# EXERCISE INSTRUCTIONS
Check every line below for the string "type", and copy the lines that contain it.

# EXTRACTED INFORMATION

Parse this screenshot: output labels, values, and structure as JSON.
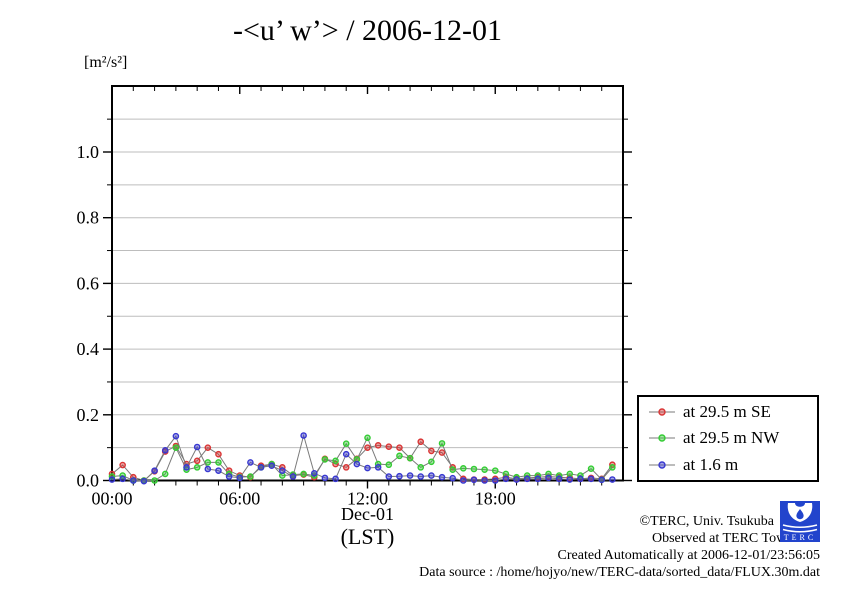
{
  "title": "-<u’ w’> / 2006-12-01",
  "y_unit_label": "[m²/s²]",
  "x_axis": {
    "tick_labels": [
      "00:00",
      "06:00",
      "12:00",
      "18:00"
    ],
    "tick_hours": [
      0,
      6,
      12,
      18
    ],
    "date_label": "Dec-01",
    "tz_label": "(LST)"
  },
  "y_axis": {
    "tick_labels": [
      "0.0",
      "0.2",
      "0.4",
      "0.6",
      "0.8",
      "1.0"
    ],
    "tick_values": [
      0,
      0.2,
      0.4,
      0.6,
      0.8,
      1.0
    ]
  },
  "legend": {
    "items": [
      {
        "label": "at 29.5 m SE",
        "color": "#d93535"
      },
      {
        "label": "at 29.5 m NW",
        "color": "#33cc33"
      },
      {
        "label": "at 1.6 m",
        "color": "#3838d0"
      }
    ]
  },
  "footer": {
    "line1": "©TERC, Univ. Tsukuba",
    "line2": "Observed at TERC Tower site",
    "line3": "Created Automatically at 2006-12-01/23:56:05",
    "line4": "Data source : /home/hojyo/new/TERC-data/sorted_data/FLUX.30m.dat",
    "logo_text": "TERC",
    "logo_color": "#2244cc"
  },
  "chart_data": {
    "type": "line",
    "title": "-<u’ w’> / 2006-12-01",
    "xlabel": "Dec-01 (LST)",
    "ylabel": "[m²/s²]",
    "xlim_hours": [
      0,
      24
    ],
    "ylim": [
      0,
      1.2
    ],
    "grid": true,
    "grid_step": 0.1,
    "legend_position": "right-bottom-outside",
    "line_color": "#7a7a7a",
    "grid_color": "#bdbdbd",
    "x_hours": [
      0,
      0.5,
      1,
      1.5,
      2,
      2.5,
      3,
      3.5,
      4,
      4.5,
      5,
      5.5,
      6,
      6.5,
      7,
      7.5,
      8,
      8.5,
      9,
      9.5,
      10,
      10.5,
      11,
      11.5,
      12,
      12.5,
      13,
      13.5,
      14,
      14.5,
      15,
      15.5,
      16,
      16.5,
      17,
      17.5,
      18,
      18.5,
      19,
      19.5,
      20,
      20.5,
      21,
      21.5,
      22,
      22.5,
      23,
      23.5
    ],
    "series": [
      {
        "name": "at 29.5 m SE",
        "color": "#d93535",
        "values": [
          0.02,
          0.047,
          0.01,
          0.0,
          0.028,
          0.088,
          0.105,
          0.05,
          0.06,
          0.1,
          0.08,
          0.03,
          0.015,
          0.01,
          0.045,
          0.05,
          0.04,
          0.015,
          0.018,
          0.01,
          0.066,
          0.05,
          0.04,
          0.066,
          0.1,
          0.107,
          0.103,
          0.1,
          0.068,
          0.118,
          0.09,
          0.085,
          0.04,
          0.005,
          0.003,
          0.003,
          0.005,
          0.01,
          0.005,
          0.008,
          0.01,
          0.012,
          0.01,
          0.008,
          0.005,
          0.008,
          0.005,
          0.048
        ]
      },
      {
        "name": "at 29.5 m NW",
        "color": "#33cc33",
        "values": [
          0.012,
          0.015,
          0.0,
          0.0,
          0.0,
          0.02,
          0.1,
          0.033,
          0.04,
          0.055,
          0.055,
          0.02,
          0.01,
          0.012,
          0.04,
          0.05,
          0.015,
          0.018,
          0.02,
          0.015,
          0.064,
          0.06,
          0.112,
          0.064,
          0.13,
          0.05,
          0.048,
          0.075,
          0.068,
          0.04,
          0.057,
          0.113,
          0.033,
          0.037,
          0.035,
          0.033,
          0.03,
          0.02,
          0.01,
          0.015,
          0.015,
          0.02,
          0.015,
          0.02,
          0.015,
          0.036,
          0.003,
          0.04
        ]
      },
      {
        "name": "at 1.6 m",
        "color": "#3838d0",
        "values": [
          0.003,
          0.005,
          0.0,
          -0.002,
          0.03,
          0.092,
          0.135,
          0.04,
          0.102,
          0.035,
          0.03,
          0.012,
          0.008,
          0.055,
          0.04,
          0.045,
          0.03,
          0.012,
          0.137,
          0.022,
          0.008,
          0.005,
          0.08,
          0.05,
          0.038,
          0.04,
          0.012,
          0.013,
          0.015,
          0.012,
          0.015,
          0.01,
          0.007,
          0.0,
          0.002,
          0.0,
          0.0,
          0.005,
          0.003,
          0.005,
          0.005,
          0.008,
          0.005,
          0.003,
          0.005,
          0.005,
          0.002,
          0.003
        ]
      }
    ]
  }
}
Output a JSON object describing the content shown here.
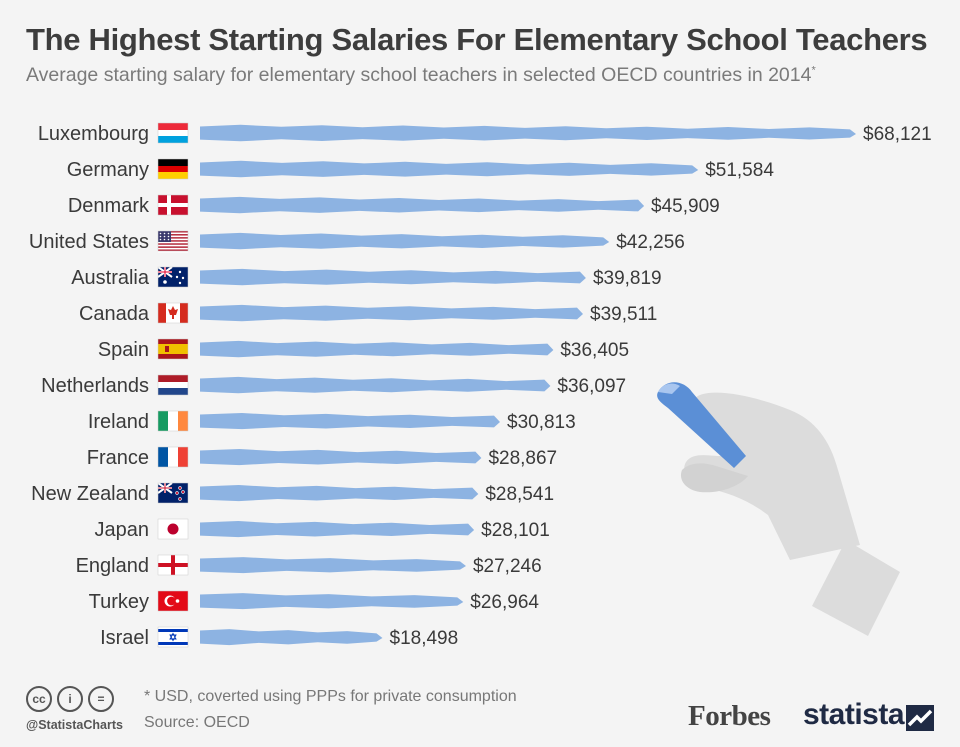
{
  "header": {
    "title": "The Highest Starting Salaries For Elementary School Teachers",
    "subtitle": "Average starting salary for elementary school teachers in selected OECD countries in 2014",
    "subtitle_mark": "*"
  },
  "chart_data": {
    "type": "bar",
    "orientation": "horizontal",
    "categories": [
      "Luxembourg",
      "Germany",
      "Denmark",
      "United States",
      "Australia",
      "Canada",
      "Spain",
      "Netherlands",
      "Ireland",
      "France",
      "New Zealand",
      "Japan",
      "England",
      "Turkey",
      "Israel"
    ],
    "values": [
      68121,
      51584,
      45909,
      42256,
      39819,
      39511,
      36405,
      36097,
      30813,
      28867,
      28541,
      28101,
      27246,
      26964,
      18498
    ],
    "value_labels": [
      "$68,121",
      "$51,584",
      "$45,909",
      "$42,256",
      "$39,819",
      "$39,511",
      "$36,405",
      "$36,097",
      "$30,813",
      "$28,867",
      "$28,541",
      "$28,101",
      "$27,246",
      "$26,964",
      "$18,498"
    ],
    "flags": [
      "luxembourg-flag-icon",
      "germany-flag-icon",
      "denmark-flag-icon",
      "united-states-flag-icon",
      "australia-flag-icon",
      "canada-flag-icon",
      "spain-flag-icon",
      "netherlands-flag-icon",
      "ireland-flag-icon",
      "france-flag-icon",
      "new-zealand-flag-icon",
      "japan-flag-icon",
      "england-flag-icon",
      "turkey-flag-icon",
      "israel-flag-icon"
    ],
    "xlim": [
      0,
      68121
    ],
    "grid": false,
    "legend": "none",
    "bar_color": "#8db3e2"
  },
  "footer": {
    "note": "* USD, coverted using PPPs for private consumption",
    "source": "Source: OECD",
    "handle": "@StatistaCharts",
    "forbes": "Forbes",
    "statista": "statista"
  },
  "colors": {
    "bar": "#8db3e2",
    "title": "#3d3d3d",
    "subtitle": "#7a7a7a",
    "hand": "#d9d9d9",
    "chalk": "#5b8fd6"
  }
}
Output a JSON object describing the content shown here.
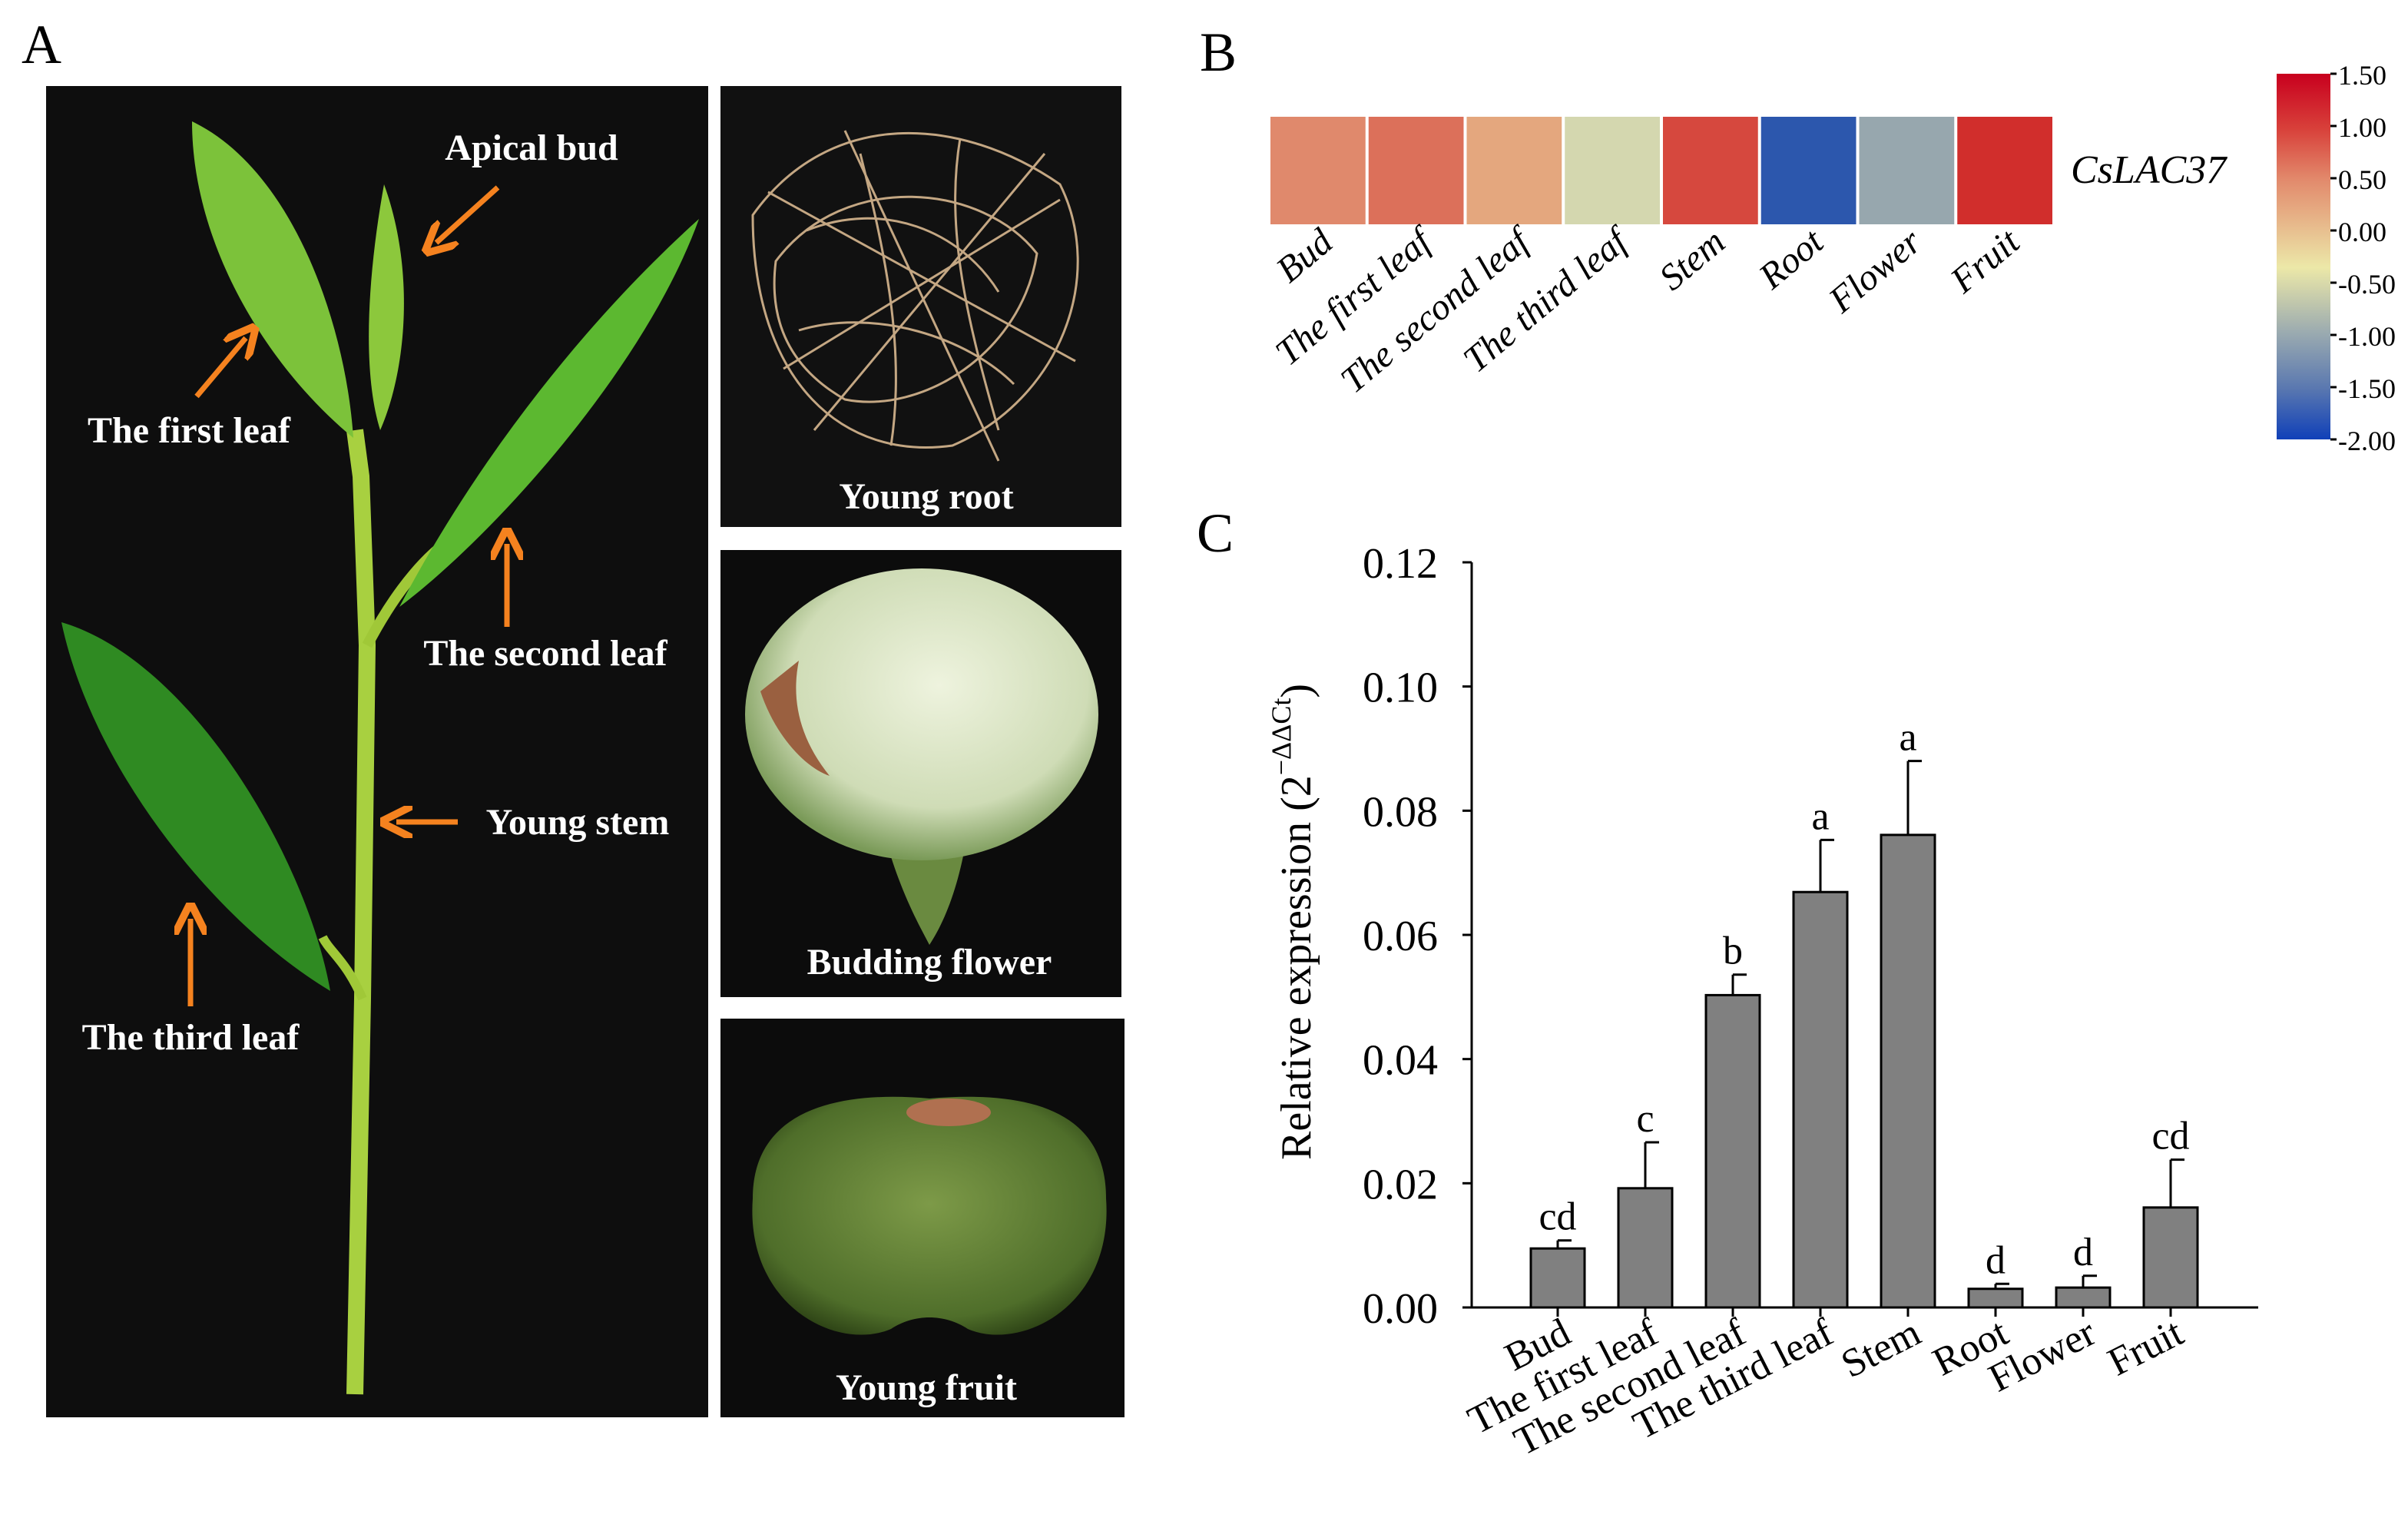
{
  "panels": {
    "a": "A",
    "b": "B",
    "c": "C"
  },
  "photos": {
    "main_labels": {
      "apical_bud": "Apical bud",
      "first_leaf": "The first leaf",
      "second_leaf": "The second leaf",
      "young_stem": "Young stem",
      "third_leaf": "The third leaf"
    },
    "young_root": "Young root",
    "budding_flower": "Budding flower",
    "young_fruit": "Young fruit",
    "arrow_color": "#f5821f"
  },
  "chart_data": [
    {
      "type": "heatmap",
      "row_label": "CsLAC37",
      "categories": [
        "Bud",
        "The first leaf",
        "The second leaf",
        "The third leaf",
        "Stem",
        "Root",
        "Flower",
        "Fruit"
      ],
      "values": [
        0.5,
        0.7,
        0.25,
        -0.6,
        1.0,
        -1.8,
        -1.1,
        1.2
      ],
      "colors": [
        "#e0896c",
        "#dc705a",
        "#e4a77e",
        "#d4d7af",
        "#d6483e",
        "#2c57ad",
        "#97a7ae",
        "#d12e2c"
      ],
      "colorbar": {
        "range": [
          -2.0,
          1.5
        ],
        "ticks": [
          "1.50",
          "1.00",
          "0.50",
          "0.00",
          "-0.50",
          "-1.00",
          "-1.50",
          "-2.00"
        ],
        "placement": "right"
      }
    },
    {
      "type": "bar",
      "categories": [
        "Bud",
        "The first leaf",
        "The second leaf",
        "The third leaf",
        "Stem",
        "Root",
        "Flower",
        "Fruit"
      ],
      "values": [
        0.0095,
        0.0192,
        0.0503,
        0.0669,
        0.0761,
        0.003,
        0.0032,
        0.0161
      ],
      "error_upper": [
        0.0108,
        0.0266,
        0.0536,
        0.0753,
        0.088,
        0.0038,
        0.0051,
        0.0238
      ],
      "significance": [
        "cd",
        "c",
        "b",
        "a",
        "a",
        "d",
        "d",
        "cd"
      ],
      "ylabel": "Relative expression (2",
      "ylabel_sup": "−ΔΔCt",
      "ylabel_close": ")",
      "ylim": [
        0,
        0.12
      ],
      "yticks": [
        "0.00",
        "0.02",
        "0.04",
        "0.06",
        "0.08",
        "0.10",
        "0.12"
      ],
      "bar_color": "#808080",
      "grid": false
    }
  ]
}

# SOLUTION
    "type": "line",
    "type": "bar",
      "type": "heatmap",
      "type": "bar",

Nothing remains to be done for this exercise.